Collected data
——————————
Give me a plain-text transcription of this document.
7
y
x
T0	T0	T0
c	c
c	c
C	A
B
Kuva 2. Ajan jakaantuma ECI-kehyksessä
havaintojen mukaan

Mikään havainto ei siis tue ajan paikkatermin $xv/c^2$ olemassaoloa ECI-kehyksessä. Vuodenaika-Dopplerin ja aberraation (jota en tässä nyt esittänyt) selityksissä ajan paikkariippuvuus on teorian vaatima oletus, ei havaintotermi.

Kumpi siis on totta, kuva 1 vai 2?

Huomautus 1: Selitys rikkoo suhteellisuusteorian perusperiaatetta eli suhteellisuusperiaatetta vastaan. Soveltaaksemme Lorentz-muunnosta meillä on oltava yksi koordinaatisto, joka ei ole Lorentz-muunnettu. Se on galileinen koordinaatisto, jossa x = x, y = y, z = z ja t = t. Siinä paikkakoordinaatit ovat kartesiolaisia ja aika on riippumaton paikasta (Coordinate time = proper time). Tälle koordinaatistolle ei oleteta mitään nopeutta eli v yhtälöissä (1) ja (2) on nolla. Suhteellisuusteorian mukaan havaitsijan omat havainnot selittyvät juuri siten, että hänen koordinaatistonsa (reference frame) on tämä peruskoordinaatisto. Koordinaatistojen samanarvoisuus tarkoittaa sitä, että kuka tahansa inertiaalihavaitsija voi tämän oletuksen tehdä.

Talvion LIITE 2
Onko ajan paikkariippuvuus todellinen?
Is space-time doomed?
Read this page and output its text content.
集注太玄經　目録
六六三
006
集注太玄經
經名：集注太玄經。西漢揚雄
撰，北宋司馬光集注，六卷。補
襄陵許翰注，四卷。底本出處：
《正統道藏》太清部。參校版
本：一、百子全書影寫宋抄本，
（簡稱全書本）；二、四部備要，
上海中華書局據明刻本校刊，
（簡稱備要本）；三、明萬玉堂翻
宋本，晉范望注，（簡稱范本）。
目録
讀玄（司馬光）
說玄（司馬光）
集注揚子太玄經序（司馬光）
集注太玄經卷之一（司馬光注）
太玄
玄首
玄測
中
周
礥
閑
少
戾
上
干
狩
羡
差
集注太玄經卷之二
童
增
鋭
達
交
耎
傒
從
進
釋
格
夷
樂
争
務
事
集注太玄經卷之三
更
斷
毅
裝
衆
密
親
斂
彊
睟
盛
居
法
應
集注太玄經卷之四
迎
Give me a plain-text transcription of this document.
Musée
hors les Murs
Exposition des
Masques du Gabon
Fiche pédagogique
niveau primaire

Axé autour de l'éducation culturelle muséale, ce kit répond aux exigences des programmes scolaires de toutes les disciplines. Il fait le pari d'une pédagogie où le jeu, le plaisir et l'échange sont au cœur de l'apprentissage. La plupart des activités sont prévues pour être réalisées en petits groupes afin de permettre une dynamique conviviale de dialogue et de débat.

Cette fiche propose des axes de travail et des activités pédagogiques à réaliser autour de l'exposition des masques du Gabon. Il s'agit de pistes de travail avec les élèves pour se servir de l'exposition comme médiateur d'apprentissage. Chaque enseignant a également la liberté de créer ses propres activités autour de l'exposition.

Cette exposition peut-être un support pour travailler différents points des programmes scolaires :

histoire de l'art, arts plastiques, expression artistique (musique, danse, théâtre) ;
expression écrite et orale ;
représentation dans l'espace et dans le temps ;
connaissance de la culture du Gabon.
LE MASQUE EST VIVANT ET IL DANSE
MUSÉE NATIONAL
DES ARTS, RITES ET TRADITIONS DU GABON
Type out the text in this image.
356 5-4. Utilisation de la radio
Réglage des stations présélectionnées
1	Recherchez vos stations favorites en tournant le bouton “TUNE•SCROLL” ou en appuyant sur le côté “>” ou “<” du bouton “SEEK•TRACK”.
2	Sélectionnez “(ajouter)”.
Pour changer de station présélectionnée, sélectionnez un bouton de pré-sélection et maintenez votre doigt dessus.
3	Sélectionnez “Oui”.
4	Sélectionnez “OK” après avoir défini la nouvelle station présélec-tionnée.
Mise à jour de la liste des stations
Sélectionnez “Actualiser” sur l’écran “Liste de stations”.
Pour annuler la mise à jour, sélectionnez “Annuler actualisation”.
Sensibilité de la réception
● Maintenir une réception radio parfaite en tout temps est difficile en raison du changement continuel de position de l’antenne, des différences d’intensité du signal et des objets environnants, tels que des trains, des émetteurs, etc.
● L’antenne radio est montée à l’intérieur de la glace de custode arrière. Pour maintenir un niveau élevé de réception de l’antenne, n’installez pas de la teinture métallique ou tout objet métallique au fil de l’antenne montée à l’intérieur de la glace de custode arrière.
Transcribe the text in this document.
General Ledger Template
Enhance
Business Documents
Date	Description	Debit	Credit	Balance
——————————
_Goal of the exercise_. The word "réception" appears in how many lines of the data? Answer with only the number.

_Answer_. 3